(Records from a collection of figures)
###

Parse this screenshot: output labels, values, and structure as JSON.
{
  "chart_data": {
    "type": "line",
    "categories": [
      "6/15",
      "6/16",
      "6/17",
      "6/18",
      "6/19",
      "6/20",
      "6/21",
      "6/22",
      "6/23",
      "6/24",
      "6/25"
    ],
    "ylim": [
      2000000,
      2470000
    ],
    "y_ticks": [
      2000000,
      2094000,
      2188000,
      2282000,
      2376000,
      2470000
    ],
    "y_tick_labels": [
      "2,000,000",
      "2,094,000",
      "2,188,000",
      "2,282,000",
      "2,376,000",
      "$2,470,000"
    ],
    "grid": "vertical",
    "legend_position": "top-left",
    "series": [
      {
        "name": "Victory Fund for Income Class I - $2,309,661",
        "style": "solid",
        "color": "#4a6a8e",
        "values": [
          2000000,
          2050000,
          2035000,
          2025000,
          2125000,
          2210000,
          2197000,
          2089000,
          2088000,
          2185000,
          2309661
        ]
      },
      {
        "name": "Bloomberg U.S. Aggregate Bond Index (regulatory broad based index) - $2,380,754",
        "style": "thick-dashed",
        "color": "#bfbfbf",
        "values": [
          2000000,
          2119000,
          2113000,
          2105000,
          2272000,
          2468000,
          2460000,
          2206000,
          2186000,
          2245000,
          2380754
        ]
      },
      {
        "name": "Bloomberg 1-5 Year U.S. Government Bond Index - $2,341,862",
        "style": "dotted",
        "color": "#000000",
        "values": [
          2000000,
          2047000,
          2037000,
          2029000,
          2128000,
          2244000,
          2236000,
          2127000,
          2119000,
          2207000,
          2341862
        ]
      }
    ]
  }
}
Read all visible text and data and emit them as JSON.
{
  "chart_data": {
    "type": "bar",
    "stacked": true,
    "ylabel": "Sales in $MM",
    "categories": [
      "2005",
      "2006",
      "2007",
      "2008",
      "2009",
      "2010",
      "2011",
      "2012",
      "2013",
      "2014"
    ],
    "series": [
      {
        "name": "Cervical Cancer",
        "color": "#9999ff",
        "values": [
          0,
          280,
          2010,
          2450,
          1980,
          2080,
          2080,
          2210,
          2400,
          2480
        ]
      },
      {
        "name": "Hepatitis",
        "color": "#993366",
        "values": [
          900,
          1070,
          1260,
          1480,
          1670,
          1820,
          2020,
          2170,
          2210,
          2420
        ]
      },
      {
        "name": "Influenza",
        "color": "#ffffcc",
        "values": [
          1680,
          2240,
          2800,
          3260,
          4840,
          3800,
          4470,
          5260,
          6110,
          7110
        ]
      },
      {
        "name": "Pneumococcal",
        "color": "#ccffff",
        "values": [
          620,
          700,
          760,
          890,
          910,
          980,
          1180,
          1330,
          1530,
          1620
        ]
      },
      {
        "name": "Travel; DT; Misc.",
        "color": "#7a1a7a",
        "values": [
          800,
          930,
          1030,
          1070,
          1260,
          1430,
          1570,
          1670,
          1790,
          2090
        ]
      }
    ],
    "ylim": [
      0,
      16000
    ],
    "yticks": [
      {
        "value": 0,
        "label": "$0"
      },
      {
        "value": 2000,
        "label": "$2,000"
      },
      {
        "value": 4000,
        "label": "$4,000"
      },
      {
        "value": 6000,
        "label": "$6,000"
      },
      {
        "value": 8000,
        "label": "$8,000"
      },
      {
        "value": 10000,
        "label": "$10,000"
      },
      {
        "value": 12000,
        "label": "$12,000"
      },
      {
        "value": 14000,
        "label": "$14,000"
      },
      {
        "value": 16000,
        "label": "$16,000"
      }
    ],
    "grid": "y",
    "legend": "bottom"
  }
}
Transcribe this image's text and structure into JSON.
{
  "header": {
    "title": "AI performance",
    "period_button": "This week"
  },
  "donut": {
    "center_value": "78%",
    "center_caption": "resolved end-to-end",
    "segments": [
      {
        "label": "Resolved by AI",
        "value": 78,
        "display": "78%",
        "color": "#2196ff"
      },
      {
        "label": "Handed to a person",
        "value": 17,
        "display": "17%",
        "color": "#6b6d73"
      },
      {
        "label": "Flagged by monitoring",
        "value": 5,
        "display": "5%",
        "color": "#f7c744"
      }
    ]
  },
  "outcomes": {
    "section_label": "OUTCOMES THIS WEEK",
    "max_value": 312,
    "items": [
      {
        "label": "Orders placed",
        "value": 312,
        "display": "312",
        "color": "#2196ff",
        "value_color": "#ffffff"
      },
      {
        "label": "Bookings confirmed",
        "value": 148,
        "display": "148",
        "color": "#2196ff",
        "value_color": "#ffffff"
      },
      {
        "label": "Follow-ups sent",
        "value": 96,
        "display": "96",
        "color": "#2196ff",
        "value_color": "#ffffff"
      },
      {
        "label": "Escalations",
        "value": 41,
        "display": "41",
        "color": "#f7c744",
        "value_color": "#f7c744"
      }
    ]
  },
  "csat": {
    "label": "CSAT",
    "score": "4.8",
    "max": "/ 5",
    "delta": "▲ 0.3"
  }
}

###

→ **WRITTEN REQUEST**
Extract all of the data above without altering anything.

→ **OUTPUT BELOW**
Parse this screenshot: output labels, values, and structure as JSON.
{
  "chart_data": {
    "type": "line",
    "categories": [
      "6/15",
      "6/16",
      "6/17",
      "6/18",
      "6/19",
      "6/20",
      "6/21",
      "6/22",
      "6/23",
      "6/24",
      "6/25"
    ],
    "ylim": [
      2000000,
      2470000
    ],
    "y_ticks": [
      2000000,
      2094000,
      2188000,
      2282000,
      2376000,
      2470000
    ],
    "y_tick_labels": [
      "2,000,000",
      "2,094,000",
      "2,188,000",
      "2,282,000",
      "2,376,000",
      "$2,470,000"
    ],
    "grid": "vertical",
    "legend_position": "top-left",
    "series": [
      {
        "name": "Victory Fund for Income Class I - $2,309,661",
        "style": "solid",
        "color": "#4a6a8e",
        "values": [
          2000000,
          2050000,
          2035000,
          2025000,
          2125000,
          2210000,
          2197000,
          2089000,
          2088000,
          2185000,
          2309661
        ]
      },
      {
        "name": "Bloomberg U.S. Aggregate Bond Index (regulatory broad based index) - $2,380,754",
        "style": "thick-dashed",
        "color": "#bfbfbf",
        "values": [
          2000000,
          2119000,
          2113000,
          2105000,
          2272000,
          2468000,
          2460000,
          2206000,
          2186000,
          2245000,
          2380754
        ]
      },
      {
        "name": "Bloomberg 1-5 Year U.S. Government Bond Index - $2,341,862",
        "style": "dotted",
        "color": "#000000",
        "values": [
          2000000,
          2047000,
          2037000,
          2029000,
          2128000,
          2244000,
          2236000,
          2127000,
          2119000,
          2207000,
          2341862
        ]
      }
    ]
  }
}
Read all visible text and data and emit them as JSON.
{
  "chart_data": {
    "type": "bar",
    "stacked": true,
    "ylabel": "Sales in $MM",
    "categories": [
      "2005",
      "2006",
      "2007",
      "2008",
      "2009",
      "2010",
      "2011",
      "2012",
      "2013",
      "2014"
    ],
    "series": [
      {
        "name": "Cervical Cancer",
        "color": "#9999ff",
        "values": [
          0,
          280,
          2010,
          2450,
          1980,
          2080,
          2080,
          2210,
          2400,
          2480
        ]
      },
      {
        "name": "Hepatitis",
        "color": "#993366",
        "values": [
          900,
          1070,
          1260,
          1480,
          1670,
          1820,
          2020,
          2170,
          2210,
          2420
        ]
      },
      {
        "name": "Influenza",
        "color": "#ffffcc",
        "values": [
          1680,
          2240,
          2800,
          3260,
          4840,
          3800,
          4470,
          5260,
          6110,
          7110
        ]
      },
      {
        "name": "Pneumococcal",
        "color": "#ccffff",
        "values": [
          620,
          700,
          760,
          890,
          910,
          980,
          1180,
          1330,
          1530,
          1620
        ]
      },
      {
        "name": "Travel; DT; Misc.",
        "color": "#7a1a7a",
        "values": [
          800,
          930,
          1030,
          1070,
          1260,
          1430,
          1570,
          1670,
          1790,
          2090
        ]
      }
    ],
    "ylim": [
      0,
      16000
    ],
    "yticks": [
      {
        "value": 0,
        "label": "$0"
      },
      {
        "value": 2000,
        "label": "$2,000"
      },
      {
        "value": 4000,
        "label": "$4,000"
      },
      {
        "value": 6000,
        "label": "$6,000"
      },
      {
        "value": 8000,
        "label": "$8,000"
      },
      {
        "value": 10000,
        "label": "$10,000"
      },
      {
        "value": 12000,
        "label": "$12,000"
      },
      {
        "value": 14000,
        "label": "$14,000"
      },
      {
        "value": 16000,
        "label": "$16,000"
      }
    ],
    "grid": "y",
    "legend": "bottom"
  }
}
Transcribe this image's text and structure into JSON.
{
  "header": {
    "title": "AI performance",
    "period_button": "This week"
  },
  "donut": {
    "center_value": "78%",
    "center_caption": "resolved end-to-end",
    "segments": [
      {
        "label": "Resolved by AI",
        "value": 78,
        "display": "78%",
        "color": "#2196ff"
      },
      {
        "label": "Handed to a person",
        "value": 17,
        "display": "17%",
        "color": "#6b6d73"
      },
      {
        "label": "Flagged by monitoring",
        "value": 5,
        "display": "5%",
        "color": "#f7c744"
      }
    ]
  },
  "outcomes": {
    "section_label": "OUTCOMES THIS WEEK",
    "max_value": 312,
    "items": [
      {
        "label": "Orders placed",
        "value": 312,
        "display": "312",
        "color": "#2196ff",
        "value_color": "#ffffff"
      },
      {
        "label": "Bookings confirmed",
        "value": 148,
        "display": "148",
        "color": "#2196ff",
        "value_color": "#ffffff"
      },
      {
        "label": "Follow-ups sent",
        "value": 96,
        "display": "96",
        "color": "#2196ff",
        "value_color": "#ffffff"
      },
      {
        "label": "Escalations",
        "value": 41,
        "display": "41",
        "color": "#f7c744",
        "value_color": "#f7c744"
      }
    ]
  },
  "csat": {
    "label": "CSAT",
    "score": "4.8",
    "max": "/ 5",
    "delta": "▲ 0.3"
  }
}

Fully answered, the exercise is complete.